---------- Exercise input

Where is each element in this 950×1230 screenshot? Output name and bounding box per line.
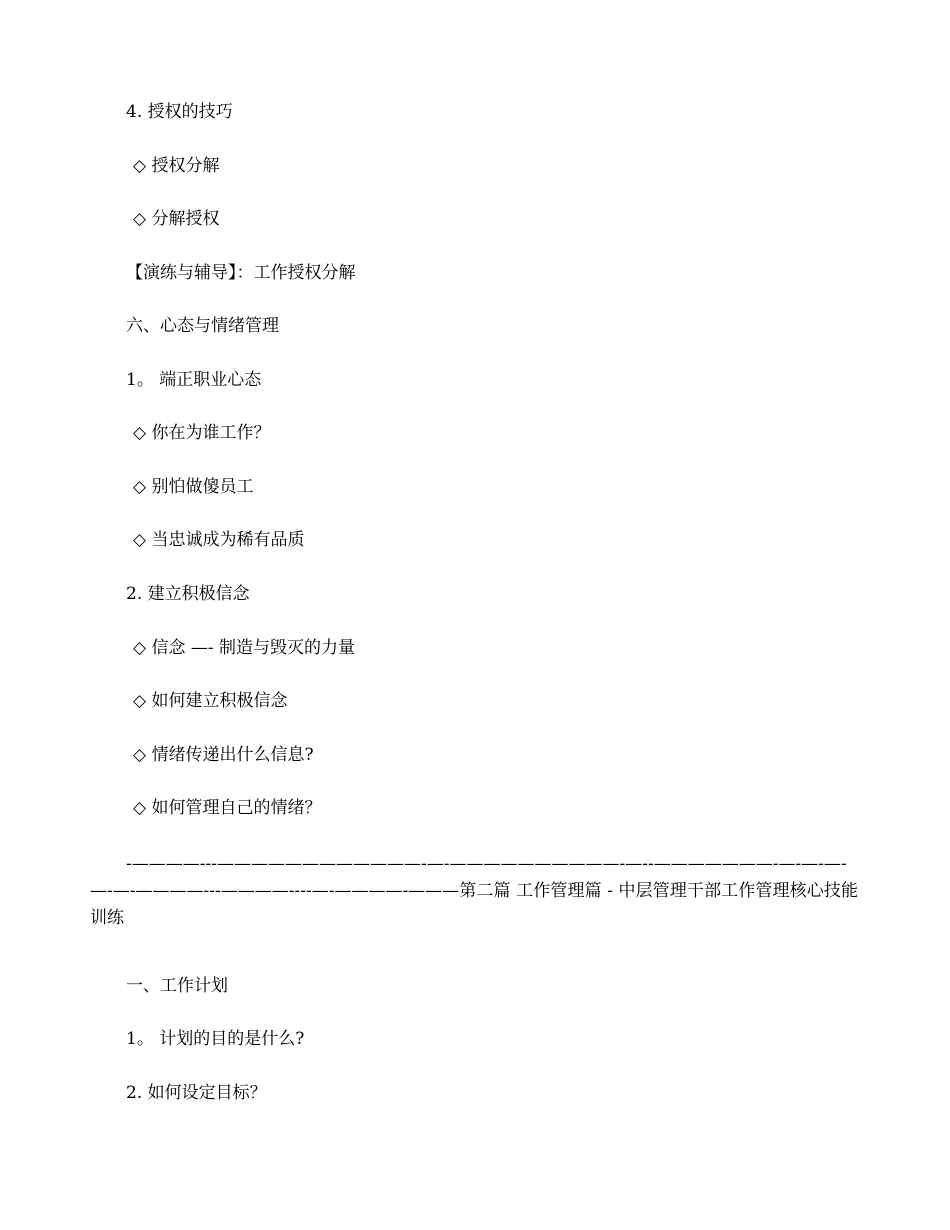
bullet-item: ◇ 如何建立积极信念 bbox=[133, 691, 288, 711]
bullet-item: ◇ 当忠诚成为稀有品质 bbox=[133, 530, 305, 550]
section-heading: 一、工作计划 bbox=[126, 976, 228, 996]
subheading: 1。 计划的目的是什么? bbox=[126, 1029, 305, 1049]
bullet-item: ◇ 信念 —- 制造与毁灭的力量 bbox=[133, 638, 356, 658]
part-title-paragraph: -————---————————————-—-——————————-—--———————-—-—-—-—-—-————---————----—-————-———第二篇 工作管理篇 - 中层管理干部工作管理核心技能训练 bbox=[90, 854, 858, 928]
bullet-item: ◇ 授权分解 bbox=[133, 156, 220, 176]
heading-delegation-skills: 4. 授权的技巧 bbox=[126, 102, 233, 122]
section-heading: 六、心态与情绪管理 bbox=[126, 316, 279, 336]
bullet-item: ◇ 如何管理自己的情绪？ bbox=[133, 798, 322, 818]
subheading: 1。 端正职业心态 bbox=[126, 370, 262, 390]
subheading: 2. 建立积极信念 bbox=[126, 584, 250, 604]
bullet-item: ◇ 分解授权 bbox=[133, 209, 220, 229]
bullet-item: ◇ 情绪传递出什么信息? bbox=[133, 745, 314, 765]
subheading: 2. 如何设定目标？ bbox=[126, 1083, 267, 1103]
bullet-item: ◇ 你在为谁工作？ bbox=[133, 423, 271, 443]
bullet-item: ◇ 别怕做傻员工 bbox=[133, 477, 254, 497]
exercise-line: 【演练与辅导】：工作授权分解 bbox=[126, 263, 356, 283]
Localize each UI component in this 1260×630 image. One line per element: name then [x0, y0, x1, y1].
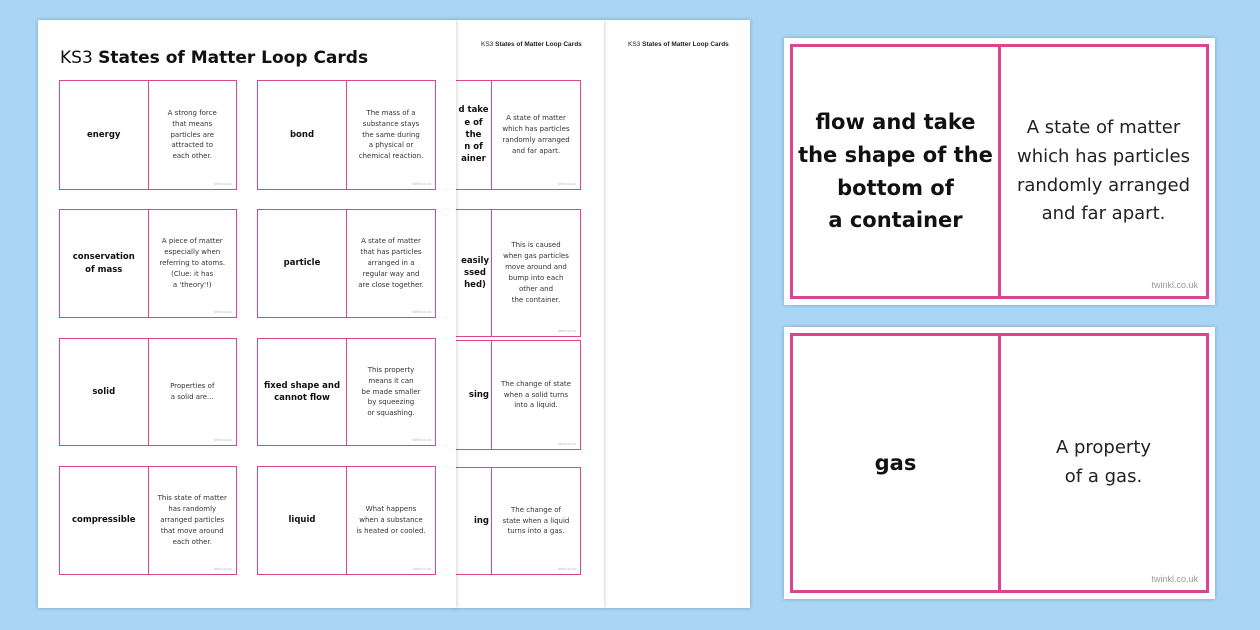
loop-card [257, 466, 436, 575]
card-watermark: twinkl.co.uk [412, 438, 431, 442]
middle-card-4 [453, 467, 581, 575]
card-term: liquid [258, 467, 347, 574]
card-definition: A piece of matter especially when referring to atoms. (Clue: it has a 'theory'!) twinkl.co.uk [159, 237, 232, 314]
card-term: energy [60, 81, 149, 189]
middle-sheet-title: KS3 States of Matter Loop Cards [481, 41, 582, 48]
card-term: sing [454, 341, 492, 449]
card-term: compressible [60, 467, 149, 574]
card-definition: A strong force that means particles are attracted to each other. twinkl.co.uk [167, 108, 232, 186]
card-definition: Properties of a solid are... twinkl.co.uk [170, 382, 232, 442]
card-watermark: twinkl.co.uk [412, 182, 431, 186]
card-watermark: twinkl.co.uk [557, 329, 576, 333]
card-term: ing [454, 468, 492, 574]
loop-card [59, 80, 237, 190]
loop-card [59, 209, 237, 318]
card-watermark: twinkl.co.uk [412, 567, 431, 571]
back-sheet-title: KS3 States of Matter Loop Cards [628, 41, 729, 48]
card-term: fixed shape and cannot flow [258, 339, 347, 445]
loop-card [257, 209, 436, 318]
large-loop-card [784, 327, 1215, 599]
middle-sheet [455, 20, 604, 608]
card-definition: A state of matter that has particles arranged in a regular way and are close together. twinkl.co.uk [358, 237, 431, 314]
card-definition: This property means it can be made smaller by squeezing or squashing. twinkl.co.uk [361, 365, 431, 442]
middle-card-1 [453, 80, 581, 190]
card-term: conservation of mass [60, 210, 149, 317]
card-watermark: twinkl.co.uk [412, 310, 431, 314]
front-sheet [38, 20, 456, 608]
card-watermark: twinkl.co.uk [1151, 280, 1198, 290]
page-title: KS3 States of Matter Loop Cards [60, 48, 369, 68]
large-card-definition: A state of matter which has particles randomly arranged and far apart. twinkl.co.uk [1016, 116, 1198, 290]
loop-card [59, 466, 237, 575]
card-watermark: twinkl.co.uk [557, 182, 576, 186]
card-definition: This is caused when gas particles move around and bump into each other and the container. twinkl.co.uk [503, 241, 576, 333]
middle-card-3 [453, 340, 581, 450]
card-watermark: twinkl.co.uk [557, 442, 576, 446]
loop-card [59, 338, 237, 446]
card-watermark: twinkl.co.uk [213, 310, 232, 314]
card-watermark: twinkl.co.uk [213, 567, 232, 571]
large-card-term: flow and take the shape of the bottom of a container [793, 47, 1001, 296]
card-term: easily ssed hed) [454, 210, 492, 336]
card-term: particle [258, 210, 347, 317]
card-watermark: twinkl.co.uk [557, 567, 576, 571]
card-watermark: twinkl.co.uk [1151, 574, 1198, 584]
large-card-definition: A property of a gas. twinkl.co.uk [1055, 437, 1198, 584]
loop-card [257, 80, 436, 190]
card-definition: The change of state when a solid turns into a liquid. twinkl.co.uk [501, 379, 576, 446]
card-definition: The change of state when a liquid turns into a gas. twinkl.co.uk [502, 505, 576, 571]
middle-card-2 [453, 209, 581, 337]
card-term: d take e of the n of ainer [454, 81, 492, 189]
card-definition: A state of matter which has particles randomly arranged and far apart. twinkl.co.uk [502, 114, 576, 186]
card-term: bond [258, 81, 347, 189]
card-term: solid [60, 339, 149, 445]
back-sheet [604, 20, 750, 608]
card-watermark: twinkl.co.uk [213, 438, 232, 442]
card-definition: What happens when a substance is heated or cooled. twinkl.co.uk [356, 505, 431, 571]
card-definition: The mass of a substance stays the same during a physical or chemical reaction. twinkl.co.uk [358, 108, 431, 186]
large-card-term: gas [793, 336, 1001, 590]
card-definition: This state of matter has randomly arranged particles that move around each other. twinkl.co.uk [157, 494, 232, 571]
large-loop-card [784, 38, 1215, 305]
loop-card [257, 338, 436, 446]
card-watermark: twinkl.co.uk [213, 182, 232, 186]
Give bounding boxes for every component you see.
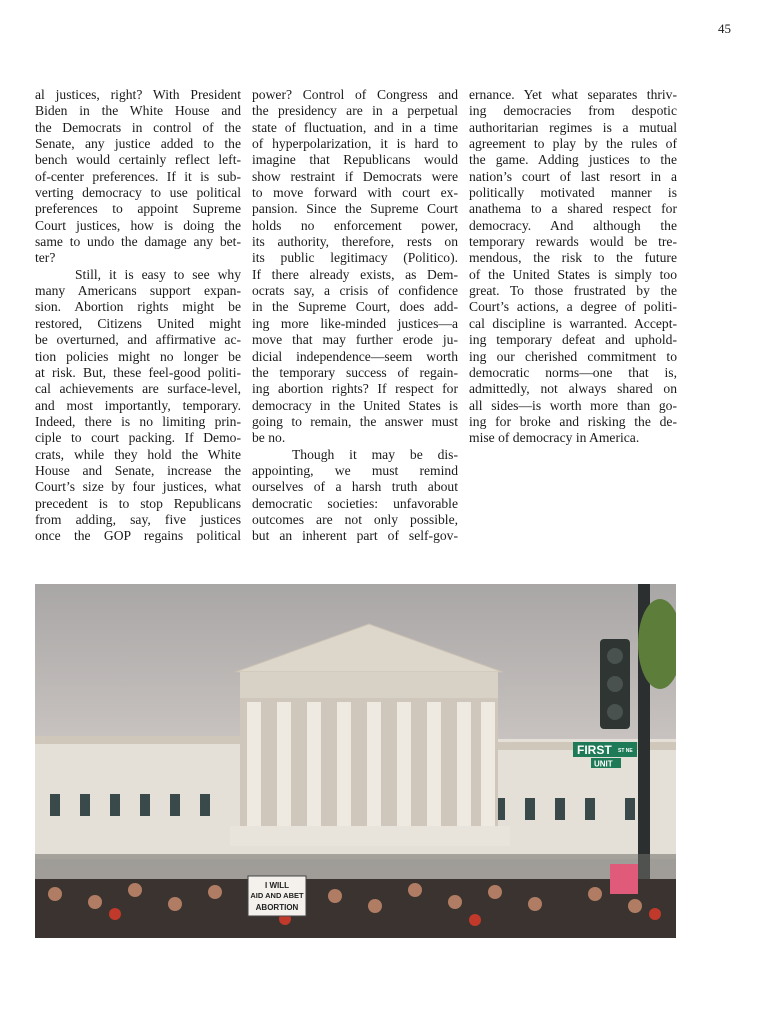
text-line: crats, while they hold the White — [35, 446, 241, 462]
text-line: its public legitimacy (Politico). — [252, 250, 458, 266]
text-line: imagine that Republicans would — [252, 152, 458, 168]
text-line: of-center preferences. If it is sub- — [35, 168, 241, 184]
text-line: from adding, say, five justices — [35, 511, 241, 527]
text-line: Court’s actions, a degree of politi- — [469, 299, 677, 315]
text-line: ocrats say, a crisis of confidence — [252, 283, 458, 299]
text-line: democracy in the United States is — [252, 397, 458, 413]
text-line: Court justices, how is doing the — [35, 217, 241, 233]
text-line: same to undo the damage any bet- — [35, 234, 241, 250]
text-line: the temporary success of regain- — [252, 364, 458, 380]
text-line: House and Senate, increase the — [35, 462, 241, 478]
text-line: Still, it is easy to see why — [75, 266, 241, 282]
text-line: ourselves of a harsh truth about — [252, 479, 458, 495]
text-line: of hyperpolarization, it is hard to — [252, 136, 458, 152]
page-number: 45 — [718, 21, 731, 36]
text-line: once the GOP regains political — [35, 528, 241, 544]
text-line: cal discipline is warranted. Accept- — [469, 315, 677, 331]
text-line: but an inherent part of self-gov- — [252, 528, 458, 544]
supreme-court-protest-photo — [35, 584, 676, 938]
text-line: restored, Citizens United might — [35, 315, 241, 331]
street-sign-suffix: ST NE — [618, 748, 633, 754]
text-line: ing abortion rights? If respect for — [252, 381, 458, 397]
text-line: many Americans support expan- — [35, 283, 241, 299]
text-line: democratic societies: unfavorable — [252, 495, 458, 511]
columns — [247, 702, 495, 826]
text-line: the presidency are in a perpetual — [252, 103, 458, 119]
text-line: If there already exists, as Dem- — [252, 266, 458, 282]
text-line: and most importantly, temporary. — [35, 397, 241, 413]
text-line: be overturned, and affirmative ac- — [35, 332, 241, 348]
text-line: great. To those frustrated by the — [469, 283, 677, 299]
text-line: its authority, therefore, rests on — [252, 234, 458, 250]
text-line: al justices, right? With President — [35, 87, 241, 102]
text-line: appointing, we must remind — [252, 462, 458, 478]
text-line: ing our cherished commitment to — [469, 348, 677, 364]
text-column-2 — [252, 87, 458, 545]
text-line: mise of democracy in America. — [469, 430, 640, 446]
text-line: cal achievements are surface-level, — [35, 381, 241, 397]
text-line: precedent is to stop Republicans — [35, 495, 241, 511]
text-line: ernance. Yet what separates thriv- — [469, 87, 677, 102]
text-line: at risk. But, these feel-good politi- — [35, 364, 241, 380]
text-line: verting democracy to use political — [35, 185, 241, 201]
text-line: agreement to play by the rules of — [469, 136, 677, 152]
text-line: going to remain, the answer must — [252, 413, 458, 429]
text-line: pansion. Since the Supreme Court — [252, 201, 458, 217]
protest-sign-line-1: I WILL — [265, 881, 289, 890]
text-line: of the United States is simply too — [469, 266, 677, 282]
street-sign-text: FIRST — [577, 743, 612, 757]
text-line: outcomes are not only possible, — [252, 511, 458, 527]
text-line: ter? — [35, 250, 56, 266]
text-line: admittedly, not always shared on — [469, 381, 677, 397]
text-line: the game. Adding justices to the — [469, 152, 677, 168]
text-line: ciple to court packing. If Demo- — [35, 430, 241, 446]
text-line: ing democracies from despotic — [469, 103, 677, 119]
text-line: temporary rewards would be tre- — [469, 234, 677, 250]
text-line: to move forward with court ex- — [252, 185, 458, 201]
text-line: ing temporary defeat and uphold- — [469, 332, 677, 348]
text-line: preferences to appoint Supreme — [35, 201, 241, 217]
text-line: tion policies might no longer be — [35, 348, 241, 364]
protest-sign-line-3: ABORTION — [255, 903, 299, 912]
text-line: Biden in the White House and — [35, 103, 241, 119]
text-line: in the Supreme Court, does add- — [252, 299, 458, 315]
text-line: be no. — [252, 430, 286, 446]
text-line: all sides—is worth more than go- — [469, 397, 677, 413]
text-line: ing more like-minded justices—a — [252, 315, 458, 331]
text-line: mendous, the risk to the future — [469, 250, 677, 266]
text-line: authoritarian regimes is a mutual — [469, 119, 677, 135]
text-line: anathema to a shared respect for — [469, 201, 677, 217]
pink-sign — [610, 864, 638, 894]
text-column-3 — [469, 87, 677, 447]
unit-sign-text: UNIT — [594, 759, 613, 769]
text-line: sion. Abortion rights might be — [35, 299, 241, 315]
text-line: democratic norms—one that is, — [469, 364, 677, 380]
text-line: Court’s size by four justices, what — [35, 479, 241, 495]
text-line: power? Control of Congress and — [252, 87, 458, 102]
text-line: Senate, any justice added to the — [35, 136, 241, 152]
text-line: holds no enforcement power, — [252, 217, 458, 233]
text-line: move that may further erode ju- — [252, 332, 458, 348]
text-line: show restraint if Democrats were — [252, 168, 458, 184]
text-line: bench would certainly reflect left- — [35, 152, 241, 168]
text-line: the Democrats in control of the — [35, 119, 241, 135]
text-line: Though it may be dis- — [292, 446, 458, 462]
text-column-1 — [35, 87, 241, 545]
text-line: nation’s court of last resort in a — [469, 168, 677, 184]
protest-sign-line-2: AID AND ABET — [250, 891, 304, 900]
text-line: dicial independence—seem worth — [252, 348, 458, 364]
text-line: politically motivated manner is — [469, 185, 677, 201]
text-line: democracy. And although the — [469, 217, 677, 233]
text-line: ing for broke and risking the de- — [469, 413, 677, 429]
text-line: Indeed, there is no limiting prin- — [35, 413, 241, 429]
text-line: state of fluctuation, and in a time — [252, 119, 458, 135]
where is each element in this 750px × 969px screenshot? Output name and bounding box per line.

--------------------

*Directive*. Reproduce the items from the very first line through the line containing "Localize each UI", inclusive, substituting "list-item" for each occurrence of "bullet-item" and leaving everything else unchanged. Omit the pictures from your answer.

*Solution to the problem*.
Where is each element in this 950×1230 screenshot? Output name and bounding box per line.
list-item: ◇ 如何建立积极信念 bbox=[133, 691, 288, 711]
list-item: ◇ 当忠诚成为稀有品质 bbox=[133, 530, 305, 550]
section-heading: 一、工作计划 bbox=[126, 976, 228, 996]
subheading: 1。 计划的目的是什么? bbox=[126, 1029, 305, 1049]
list-item: ◇ 信念 —- 制造与毁灭的力量 bbox=[133, 638, 356, 658]
part-title-paragraph: -————---————————————-—-——————————-—--———————-—-—-—-—-—-————---————----—-————-———第二篇 工作管理篇 - 中层管理干部工作管理核心技能训练 bbox=[90, 854, 858, 928]
list-item: ◇ 授权分解 bbox=[133, 156, 220, 176]
heading-delegation-skills: 4. 授权的技巧 bbox=[126, 102, 233, 122]
section-heading: 六、心态与情绪管理 bbox=[126, 316, 279, 336]
list-item: ◇ 如何管理自己的情绪？ bbox=[133, 798, 322, 818]
subheading: 1。 端正职业心态 bbox=[126, 370, 262, 390]
subheading: 2. 建立积极信念 bbox=[126, 584, 250, 604]
list-item: ◇ 分解授权 bbox=[133, 209, 220, 229]
list-item: ◇ 情绪传递出什么信息? bbox=[133, 745, 314, 765]
subheading: 2. 如何设定目标？ bbox=[126, 1083, 267, 1103]
list-item: ◇ 你在为谁工作？ bbox=[133, 423, 271, 443]
list-item: ◇ 别怕做傻员工 bbox=[133, 477, 254, 497]
exercise-line: 【演练与辅导】：工作授权分解 bbox=[126, 263, 356, 283]
Localize each UI component in this 1260×630 image. One line per element: name then [x0, y0, x1, y1].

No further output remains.